Task brief ->
Restate the records in their entirety, word for word.

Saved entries
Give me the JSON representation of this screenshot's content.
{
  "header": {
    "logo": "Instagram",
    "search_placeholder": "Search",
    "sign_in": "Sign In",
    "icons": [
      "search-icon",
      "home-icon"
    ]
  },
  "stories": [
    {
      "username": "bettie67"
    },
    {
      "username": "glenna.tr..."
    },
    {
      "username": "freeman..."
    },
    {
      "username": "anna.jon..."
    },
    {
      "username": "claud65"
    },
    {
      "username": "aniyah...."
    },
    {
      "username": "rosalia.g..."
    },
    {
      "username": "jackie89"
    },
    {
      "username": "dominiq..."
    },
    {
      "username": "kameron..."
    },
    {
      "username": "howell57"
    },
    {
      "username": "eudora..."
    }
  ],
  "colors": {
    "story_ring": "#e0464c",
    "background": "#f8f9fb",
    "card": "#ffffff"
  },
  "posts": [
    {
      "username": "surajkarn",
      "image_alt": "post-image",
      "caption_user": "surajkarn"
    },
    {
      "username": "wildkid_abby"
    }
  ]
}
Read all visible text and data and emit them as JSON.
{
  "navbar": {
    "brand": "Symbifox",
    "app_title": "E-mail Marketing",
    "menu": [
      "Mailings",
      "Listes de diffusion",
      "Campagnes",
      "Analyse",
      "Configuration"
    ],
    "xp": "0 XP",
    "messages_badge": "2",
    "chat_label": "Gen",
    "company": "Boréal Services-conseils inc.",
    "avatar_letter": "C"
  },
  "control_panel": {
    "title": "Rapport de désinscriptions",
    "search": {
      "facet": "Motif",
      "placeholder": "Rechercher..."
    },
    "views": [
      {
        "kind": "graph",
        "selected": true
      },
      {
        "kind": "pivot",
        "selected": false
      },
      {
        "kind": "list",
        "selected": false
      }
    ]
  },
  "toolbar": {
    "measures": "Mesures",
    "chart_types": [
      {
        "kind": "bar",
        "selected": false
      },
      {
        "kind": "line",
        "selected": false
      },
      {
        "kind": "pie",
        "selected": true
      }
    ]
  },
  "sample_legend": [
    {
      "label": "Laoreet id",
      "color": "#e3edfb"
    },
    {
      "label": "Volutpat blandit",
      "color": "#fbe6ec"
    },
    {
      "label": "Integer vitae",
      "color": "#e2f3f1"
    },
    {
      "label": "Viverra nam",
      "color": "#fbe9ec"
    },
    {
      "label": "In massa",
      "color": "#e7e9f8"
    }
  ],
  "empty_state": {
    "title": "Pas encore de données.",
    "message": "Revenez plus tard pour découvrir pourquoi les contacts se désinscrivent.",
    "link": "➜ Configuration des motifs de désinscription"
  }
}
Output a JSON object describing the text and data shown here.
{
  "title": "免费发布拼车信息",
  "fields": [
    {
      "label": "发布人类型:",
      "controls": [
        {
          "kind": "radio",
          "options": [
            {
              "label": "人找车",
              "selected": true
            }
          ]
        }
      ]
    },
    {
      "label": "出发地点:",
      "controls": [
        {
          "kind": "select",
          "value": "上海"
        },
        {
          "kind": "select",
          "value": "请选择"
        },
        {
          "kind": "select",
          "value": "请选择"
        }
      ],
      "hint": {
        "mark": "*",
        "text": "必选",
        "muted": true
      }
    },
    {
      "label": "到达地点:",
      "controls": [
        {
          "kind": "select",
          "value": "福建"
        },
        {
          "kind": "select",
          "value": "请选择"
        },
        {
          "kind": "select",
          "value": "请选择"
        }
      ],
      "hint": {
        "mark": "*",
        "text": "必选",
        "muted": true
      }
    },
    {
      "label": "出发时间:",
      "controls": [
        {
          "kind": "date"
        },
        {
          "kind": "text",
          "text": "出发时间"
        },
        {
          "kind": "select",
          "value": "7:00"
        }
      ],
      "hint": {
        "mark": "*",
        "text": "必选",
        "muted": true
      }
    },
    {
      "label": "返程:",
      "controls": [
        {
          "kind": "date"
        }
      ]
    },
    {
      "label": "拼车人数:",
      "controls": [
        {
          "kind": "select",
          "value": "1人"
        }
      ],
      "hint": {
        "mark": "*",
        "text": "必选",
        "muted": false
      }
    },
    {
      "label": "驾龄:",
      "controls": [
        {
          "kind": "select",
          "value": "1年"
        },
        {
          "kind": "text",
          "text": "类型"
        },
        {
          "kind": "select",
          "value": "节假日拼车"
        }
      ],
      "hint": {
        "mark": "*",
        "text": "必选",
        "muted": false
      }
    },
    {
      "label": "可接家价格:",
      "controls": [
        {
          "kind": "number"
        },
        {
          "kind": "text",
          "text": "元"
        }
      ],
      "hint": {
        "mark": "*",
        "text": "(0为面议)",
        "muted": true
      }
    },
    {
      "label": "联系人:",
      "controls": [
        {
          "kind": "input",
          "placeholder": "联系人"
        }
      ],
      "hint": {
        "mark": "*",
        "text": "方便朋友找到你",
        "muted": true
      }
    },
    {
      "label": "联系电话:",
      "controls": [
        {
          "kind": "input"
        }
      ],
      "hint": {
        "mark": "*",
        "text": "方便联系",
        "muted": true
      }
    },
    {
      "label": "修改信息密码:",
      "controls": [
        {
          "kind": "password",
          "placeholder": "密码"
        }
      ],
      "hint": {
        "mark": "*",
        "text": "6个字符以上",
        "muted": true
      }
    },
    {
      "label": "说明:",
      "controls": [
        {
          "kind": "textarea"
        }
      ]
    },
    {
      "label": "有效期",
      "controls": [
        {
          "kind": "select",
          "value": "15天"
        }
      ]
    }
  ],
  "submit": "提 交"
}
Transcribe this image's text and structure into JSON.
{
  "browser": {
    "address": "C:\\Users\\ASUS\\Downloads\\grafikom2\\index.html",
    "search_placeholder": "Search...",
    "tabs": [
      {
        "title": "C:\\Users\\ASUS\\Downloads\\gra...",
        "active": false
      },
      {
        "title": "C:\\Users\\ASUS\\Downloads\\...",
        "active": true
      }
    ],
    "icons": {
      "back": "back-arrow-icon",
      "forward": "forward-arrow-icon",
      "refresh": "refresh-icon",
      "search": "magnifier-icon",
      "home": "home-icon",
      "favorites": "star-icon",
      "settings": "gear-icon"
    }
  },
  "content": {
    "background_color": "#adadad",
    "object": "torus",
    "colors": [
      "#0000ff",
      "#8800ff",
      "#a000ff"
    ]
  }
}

Exercise response ->
Give me the JSON representation of this screenshot's content.
{
  "header": {
    "logo": "Instagram",
    "search_placeholder": "Search",
    "sign_in": "Sign In",
    "icons": [
      "search-icon",
      "home-icon"
    ]
  },
  "stories": [
    {
      "username": "bettie67"
    },
    {
      "username": "glenna.tr..."
    },
    {
      "username": "freeman..."
    },
    {
      "username": "anna.jon..."
    },
    {
      "username": "claud65"
    },
    {
      "username": "aniyah...."
    },
    {
      "username": "rosalia.g..."
    },
    {
      "username": "jackie89"
    },
    {
      "username": "dominiq..."
    },
    {
      "username": "kameron..."
    },
    {
      "username": "howell57"
    },
    {
      "username": "eudora..."
    }
  ],
  "colors": {
    "story_ring": "#e0464c",
    "background": "#f8f9fb",
    "card": "#ffffff"
  },
  "posts": [
    {
      "username": "surajkarn",
      "image_alt": "post-image",
      "caption_user": "surajkarn"
    },
    {
      "username": "wildkid_abby"
    }
  ]
}
Read all visible text and data and emit them as JSON.
{
  "navbar": {
    "brand": "Symbifox",
    "app_title": "E-mail Marketing",
    "menu": [
      "Mailings",
      "Listes de diffusion",
      "Campagnes",
      "Analyse",
      "Configuration"
    ],
    "xp": "0 XP",
    "messages_badge": "2",
    "chat_label": "Gen",
    "company": "Boréal Services-conseils inc.",
    "avatar_letter": "C"
  },
  "control_panel": {
    "title": "Rapport de désinscriptions",
    "search": {
      "facet": "Motif",
      "placeholder": "Rechercher..."
    },
    "views": [
      {
        "kind": "graph",
        "selected": true
      },
      {
        "kind": "pivot",
        "selected": false
      },
      {
        "kind": "list",
        "selected": false
      }
    ]
  },
  "toolbar": {
    "measures": "Mesures",
    "chart_types": [
      {
        "kind": "bar",
        "selected": false
      },
      {
        "kind": "line",
        "selected": false
      },
      {
        "kind": "pie",
        "selected": true
      }
    ]
  },
  "sample_legend": [
    {
      "label": "Laoreet id",
      "color": "#e3edfb"
    },
    {
      "label": "Volutpat blandit",
      "color": "#fbe6ec"
    },
    {
      "label": "Integer vitae",
      "color": "#e2f3f1"
    },
    {
      "label": "Viverra nam",
      "color": "#fbe9ec"
    },
    {
      "label": "In massa",
      "color": "#e7e9f8"
    }
  ],
  "empty_state": {
    "title": "Pas encore de données.",
    "message": "Revenez plus tard pour découvrir pourquoi les contacts se désinscrivent.",
    "link": "➜ Configuration des motifs de désinscription"
  }
}
Output a JSON object describing the text and data shown here.
{
  "title": "免费发布拼车信息",
  "fields": [
    {
      "label": "发布人类型:",
      "controls": [
        {
          "kind": "radio",
          "options": [
            {
              "label": "人找车",
              "selected": true
            }
          ]
        }
      ]
    },
    {
      "label": "出发地点:",
      "controls": [
        {
          "kind": "select",
          "value": "上海"
        },
        {
          "kind": "select",
          "value": "请选择"
        },
        {
          "kind": "select",
          "value": "请选择"
        }
      ],
      "hint": {
        "mark": "*",
        "text": "必选",
        "muted": true
      }
    },
    {
      "label": "到达地点:",
      "controls": [
        {
          "kind": "select",
          "value": "福建"
        },
        {
          "kind": "select",
          "value": "请选择"
        },
        {
          "kind": "select",
          "value": "请选择"
        }
      ],
      "hint": {
        "mark": "*",
        "text": "必选",
        "muted": true
      }
    },
    {
      "label": "出发时间:",
      "controls": [
        {
          "kind": "date"
        },
        {
          "kind": "text",
          "text": "出发时间"
        },
        {
          "kind": "select",
          "value": "7:00"
        }
      ],
      "hint": {
        "mark": "*",
        "text": "必选",
        "muted": true
      }
    },
    {
      "label": "返程:",
      "controls": [
        {
          "kind": "date"
        }
      ]
    },
    {
      "label": "拼车人数:",
      "controls": [
        {
          "kind": "select",
          "value": "1人"
        }
      ],
      "hint": {
        "mark": "*",
        "text": "必选",
        "muted": false
      }
    },
    {
      "label": "驾龄:",
      "controls": [
        {
          "kind": "select",
          "value": "1年"
        },
        {
          "kind": "text",
          "text": "类型"
        },
        {
          "kind": "select",
          "value": "节假日拼车"
        }
      ],
      "hint": {
        "mark": "*",
        "text": "必选",
        "muted": false
      }
    },
    {
      "label": "可接家价格:",
      "controls": [
        {
          "kind": "number"
        },
        {
          "kind": "text",
          "text": "元"
        }
      ],
      "hint": {
        "mark": "*",
        "text": "(0为面议)",
        "muted": true
      }
    },
    {
      "label": "联系人:",
      "controls": [
        {
          "kind": "input",
          "placeholder": "联系人"
        }
      ],
      "hint": {
        "mark": "*",
        "text": "方便朋友找到你",
        "muted": true
      }
    },
    {
      "label": "联系电话:",
      "controls": [
        {
          "kind": "input"
        }
      ],
      "hint": {
        "mark": "*",
        "text": "方便联系",
        "muted": true
      }
    },
    {
      "label": "修改信息密码:",
      "controls": [
        {
          "kind": "password",
          "placeholder": "密码"
        }
      ],
      "hint": {
        "mark": "*",
        "text": "6个字符以上",
        "muted": true
      }
    },
    {
      "label": "说明:",
      "controls": [
        {
          "kind": "textarea"
        }
      ]
    },
    {
      "label": "有效期",
      "controls": [
        {
          "kind": "select",
          "value": "15天"
        }
      ]
    }
  ],
  "submit": "提 交"
}
Transcribe this image's text and structure into JSON.
{
  "browser": {
    "address": "C:\\Users\\ASUS\\Downloads\\grafikom2\\index.html",
    "search_placeholder": "Search...",
    "tabs": [
      {
        "title": "C:\\Users\\ASUS\\Downloads\\gra...",
        "active": false
      },
      {
        "title": "C:\\Users\\ASUS\\Downloads\\...",
        "active": true
      }
    ],
    "icons": {
      "back": "back-arrow-icon",
      "forward": "forward-arrow-icon",
      "refresh": "refresh-icon",
      "search": "magnifier-icon",
      "home": "home-icon",
      "favorites": "star-icon",
      "settings": "gear-icon"
    }
  },
  "content": {
    "background_color": "#adadad",
    "object": "torus",
    "colors": [
      "#0000ff",
      "#8800ff",
      "#a000ff"
    ]
  }
}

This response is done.